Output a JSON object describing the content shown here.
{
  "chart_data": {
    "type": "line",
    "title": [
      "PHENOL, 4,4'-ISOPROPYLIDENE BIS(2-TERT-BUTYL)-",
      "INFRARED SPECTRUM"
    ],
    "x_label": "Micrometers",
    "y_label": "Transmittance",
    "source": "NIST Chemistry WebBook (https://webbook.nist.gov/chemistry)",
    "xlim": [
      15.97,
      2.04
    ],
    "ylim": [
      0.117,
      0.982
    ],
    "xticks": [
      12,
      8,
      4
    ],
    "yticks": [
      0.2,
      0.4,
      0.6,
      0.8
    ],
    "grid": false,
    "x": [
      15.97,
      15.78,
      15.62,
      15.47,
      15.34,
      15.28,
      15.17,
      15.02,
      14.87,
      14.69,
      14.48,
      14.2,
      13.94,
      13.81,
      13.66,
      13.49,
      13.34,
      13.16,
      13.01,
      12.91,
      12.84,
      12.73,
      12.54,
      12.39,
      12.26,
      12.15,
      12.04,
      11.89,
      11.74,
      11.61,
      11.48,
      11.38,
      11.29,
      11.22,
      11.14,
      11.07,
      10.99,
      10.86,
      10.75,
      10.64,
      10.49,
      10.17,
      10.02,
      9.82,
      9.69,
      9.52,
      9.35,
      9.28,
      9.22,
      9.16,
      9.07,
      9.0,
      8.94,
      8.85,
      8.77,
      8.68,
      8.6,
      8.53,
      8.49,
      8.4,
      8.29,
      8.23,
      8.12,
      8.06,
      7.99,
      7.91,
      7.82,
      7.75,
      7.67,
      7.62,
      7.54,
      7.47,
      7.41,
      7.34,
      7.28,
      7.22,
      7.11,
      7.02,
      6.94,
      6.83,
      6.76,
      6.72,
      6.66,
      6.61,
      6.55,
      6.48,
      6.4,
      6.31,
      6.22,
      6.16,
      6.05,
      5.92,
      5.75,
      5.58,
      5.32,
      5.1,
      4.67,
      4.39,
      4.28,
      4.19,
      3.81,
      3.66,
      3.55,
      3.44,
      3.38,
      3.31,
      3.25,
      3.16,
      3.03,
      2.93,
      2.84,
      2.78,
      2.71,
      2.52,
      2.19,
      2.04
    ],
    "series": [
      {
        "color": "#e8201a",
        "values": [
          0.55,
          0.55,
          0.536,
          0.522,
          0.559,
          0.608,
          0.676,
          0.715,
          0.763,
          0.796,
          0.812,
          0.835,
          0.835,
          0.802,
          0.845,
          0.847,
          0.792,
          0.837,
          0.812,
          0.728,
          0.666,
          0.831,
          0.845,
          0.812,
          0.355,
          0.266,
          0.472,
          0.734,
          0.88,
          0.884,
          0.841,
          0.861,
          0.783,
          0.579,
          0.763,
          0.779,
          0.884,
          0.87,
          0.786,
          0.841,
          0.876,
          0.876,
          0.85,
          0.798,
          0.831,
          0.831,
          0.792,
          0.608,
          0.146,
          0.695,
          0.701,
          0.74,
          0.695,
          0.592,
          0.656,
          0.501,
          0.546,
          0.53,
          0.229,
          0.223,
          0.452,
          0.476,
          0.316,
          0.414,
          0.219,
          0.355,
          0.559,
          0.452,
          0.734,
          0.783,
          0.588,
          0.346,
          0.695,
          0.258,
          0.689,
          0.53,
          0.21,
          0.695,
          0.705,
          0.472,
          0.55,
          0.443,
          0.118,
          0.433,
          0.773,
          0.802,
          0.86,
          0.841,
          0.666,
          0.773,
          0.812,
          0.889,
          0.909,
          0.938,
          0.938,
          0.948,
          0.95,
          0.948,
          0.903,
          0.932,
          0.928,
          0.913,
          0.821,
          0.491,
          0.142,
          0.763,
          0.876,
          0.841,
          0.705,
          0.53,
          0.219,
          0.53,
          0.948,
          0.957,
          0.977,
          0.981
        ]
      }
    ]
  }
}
····················
Set exercise:
Quote the material exactly, leaving nothing out.

Exercise solution:
Output a JSON object describing the content shown here.
{
  "chart_data": {
    "type": "line",
    "title": [
      "PHENOL, 4,4'-ISOPROPYLIDENE BIS(2-TERT-BUTYL)-",
      "INFRARED SPECTRUM"
    ],
    "x_label": "Micrometers",
    "y_label": "Transmittance",
    "source": "NIST Chemistry WebBook (https://webbook.nist.gov/chemistry)",
    "xlim": [
      15.97,
      2.04
    ],
    "ylim": [
      0.117,
      0.982
    ],
    "xticks": [
      12,
      8,
      4
    ],
    "yticks": [
      0.2,
      0.4,
      0.6,
      0.8
    ],
    "grid": false,
    "x": [
      15.97,
      15.78,
      15.62,
      15.47,
      15.34,
      15.28,
      15.17,
      15.02,
      14.87,
      14.69,
      14.48,
      14.2,
      13.94,
      13.81,
      13.66,
      13.49,
      13.34,
      13.16,
      13.01,
      12.91,
      12.84,
      12.73,
      12.54,
      12.39,
      12.26,
      12.15,
      12.04,
      11.89,
      11.74,
      11.61,
      11.48,
      11.38,
      11.29,
      11.22,
      11.14,
      11.07,
      10.99,
      10.86,
      10.75,
      10.64,
      10.49,
      10.17,
      10.02,
      9.82,
      9.69,
      9.52,
      9.35,
      9.28,
      9.22,
      9.16,
      9.07,
      9.0,
      8.94,
      8.85,
      8.77,
      8.68,
      8.6,
      8.53,
      8.49,
      8.4,
      8.29,
      8.23,
      8.12,
      8.06,
      7.99,
      7.91,
      7.82,
      7.75,
      7.67,
      7.62,
      7.54,
      7.47,
      7.41,
      7.34,
      7.28,
      7.22,
      7.11,
      7.02,
      6.94,
      6.83,
      6.76,
      6.72,
      6.66,
      6.61,
      6.55,
      6.48,
      6.4,
      6.31,
      6.22,
      6.16,
      6.05,
      5.92,
      5.75,
      5.58,
      5.32,
      5.1,
      4.67,
      4.39,
      4.28,
      4.19,
      3.81,
      3.66,
      3.55,
      3.44,
      3.38,
      3.31,
      3.25,
      3.16,
      3.03,
      2.93,
      2.84,
      2.78,
      2.71,
      2.52,
      2.19,
      2.04
    ],
    "series": [
      {
        "color": "#e8201a",
        "values": [
          0.55,
          0.55,
          0.536,
          0.522,
          0.559,
          0.608,
          0.676,
          0.715,
          0.763,
          0.796,
          0.812,
          0.835,
          0.835,
          0.802,
          0.845,
          0.847,
          0.792,
          0.837,
          0.812,
          0.728,
          0.666,
          0.831,
          0.845,
          0.812,
          0.355,
          0.266,
          0.472,
          0.734,
          0.88,
          0.884,
          0.841,
          0.861,
          0.783,
          0.579,
          0.763,
          0.779,
          0.884,
          0.87,
          0.786,
          0.841,
          0.876,
          0.876,
          0.85,
          0.798,
          0.831,
          0.831,
          0.792,
          0.608,
          0.146,
          0.695,
          0.701,
          0.74,
          0.695,
          0.592,
          0.656,
          0.501,
          0.546,
          0.53,
          0.229,
          0.223,
          0.452,
          0.476,
          0.316,
          0.414,
          0.219,
          0.355,
          0.559,
          0.452,
          0.734,
          0.783,
          0.588,
          0.346,
          0.695,
          0.258,
          0.689,
          0.53,
          0.21,
          0.695,
          0.705,
          0.472,
          0.55,
          0.443,
          0.118,
          0.433,
          0.773,
          0.802,
          0.86,
          0.841,
          0.666,
          0.773,
          0.812,
          0.889,
          0.909,
          0.938,
          0.938,
          0.948,
          0.95,
          0.948,
          0.903,
          0.932,
          0.928,
          0.913,
          0.821,
          0.491,
          0.142,
          0.763,
          0.876,
          0.841,
          0.705,
          0.53,
          0.219,
          0.53,
          0.948,
          0.957,
          0.977,
          0.981
        ]
      }
    ]
  }
}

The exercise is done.